How many lines of the data include the string "оборудования"? State the number and nothing else.

++++++++

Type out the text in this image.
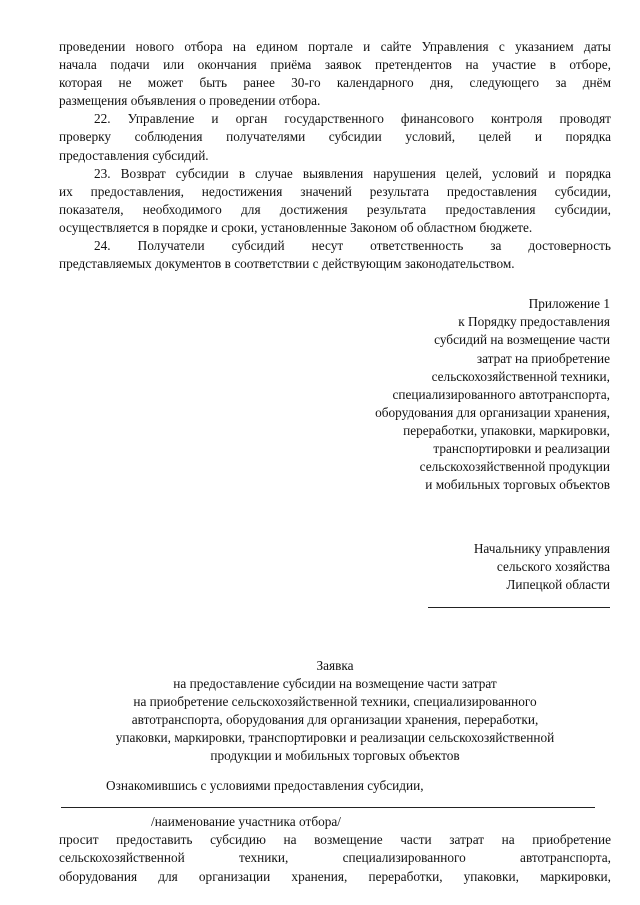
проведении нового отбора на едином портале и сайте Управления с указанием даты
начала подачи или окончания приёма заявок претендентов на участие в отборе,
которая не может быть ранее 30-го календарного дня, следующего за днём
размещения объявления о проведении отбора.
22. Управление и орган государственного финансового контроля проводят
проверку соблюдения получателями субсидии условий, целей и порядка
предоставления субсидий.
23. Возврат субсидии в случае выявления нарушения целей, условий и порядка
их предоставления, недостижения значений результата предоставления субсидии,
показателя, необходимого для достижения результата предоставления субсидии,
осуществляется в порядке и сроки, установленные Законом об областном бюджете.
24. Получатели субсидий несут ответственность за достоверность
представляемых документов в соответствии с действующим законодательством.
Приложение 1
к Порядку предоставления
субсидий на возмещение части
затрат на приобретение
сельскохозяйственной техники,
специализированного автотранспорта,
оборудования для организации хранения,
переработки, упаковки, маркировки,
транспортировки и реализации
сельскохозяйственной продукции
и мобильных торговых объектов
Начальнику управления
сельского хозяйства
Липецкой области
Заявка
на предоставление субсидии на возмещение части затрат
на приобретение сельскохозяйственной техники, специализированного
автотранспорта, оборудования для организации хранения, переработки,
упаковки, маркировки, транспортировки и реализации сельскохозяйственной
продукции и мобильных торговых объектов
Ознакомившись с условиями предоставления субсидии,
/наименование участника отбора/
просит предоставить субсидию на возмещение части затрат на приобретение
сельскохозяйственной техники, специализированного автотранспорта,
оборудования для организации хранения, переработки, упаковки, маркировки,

++++++++

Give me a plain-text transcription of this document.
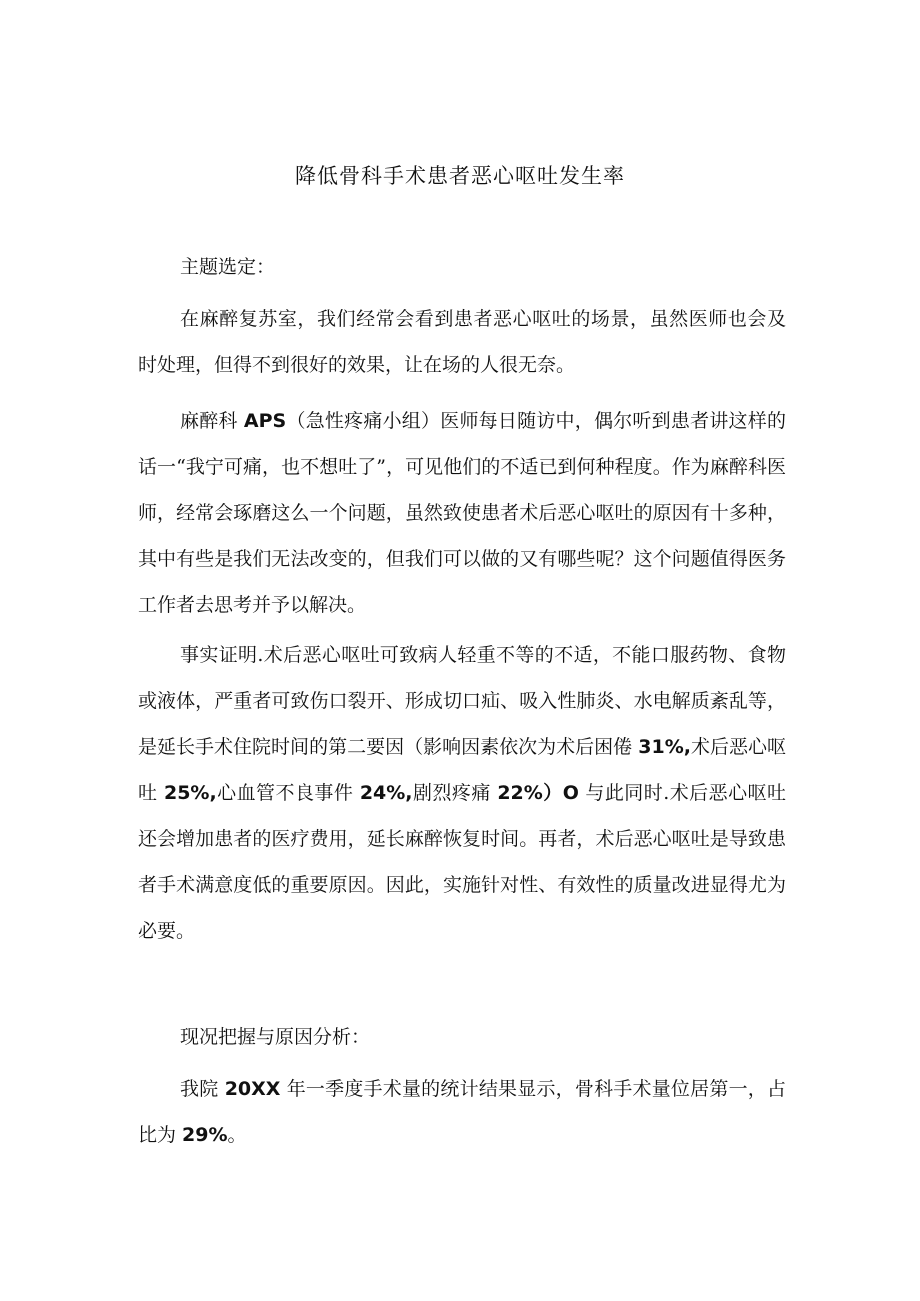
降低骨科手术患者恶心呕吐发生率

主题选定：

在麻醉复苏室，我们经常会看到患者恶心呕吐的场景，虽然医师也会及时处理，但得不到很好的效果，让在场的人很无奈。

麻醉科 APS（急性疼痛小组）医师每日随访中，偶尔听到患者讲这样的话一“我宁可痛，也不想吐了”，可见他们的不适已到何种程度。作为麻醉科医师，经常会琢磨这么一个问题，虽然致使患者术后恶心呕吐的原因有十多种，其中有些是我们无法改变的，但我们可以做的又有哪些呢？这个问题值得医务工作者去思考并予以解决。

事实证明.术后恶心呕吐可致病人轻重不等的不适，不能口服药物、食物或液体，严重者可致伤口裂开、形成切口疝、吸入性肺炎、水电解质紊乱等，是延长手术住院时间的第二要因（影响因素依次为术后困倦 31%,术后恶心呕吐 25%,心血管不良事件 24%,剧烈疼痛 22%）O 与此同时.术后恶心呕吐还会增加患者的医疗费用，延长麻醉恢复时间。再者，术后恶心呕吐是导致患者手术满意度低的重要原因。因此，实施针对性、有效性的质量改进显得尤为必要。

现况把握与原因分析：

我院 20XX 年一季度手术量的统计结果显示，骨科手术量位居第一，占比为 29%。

++++++++

→ **RESULT OF THE EXERCISE**: 3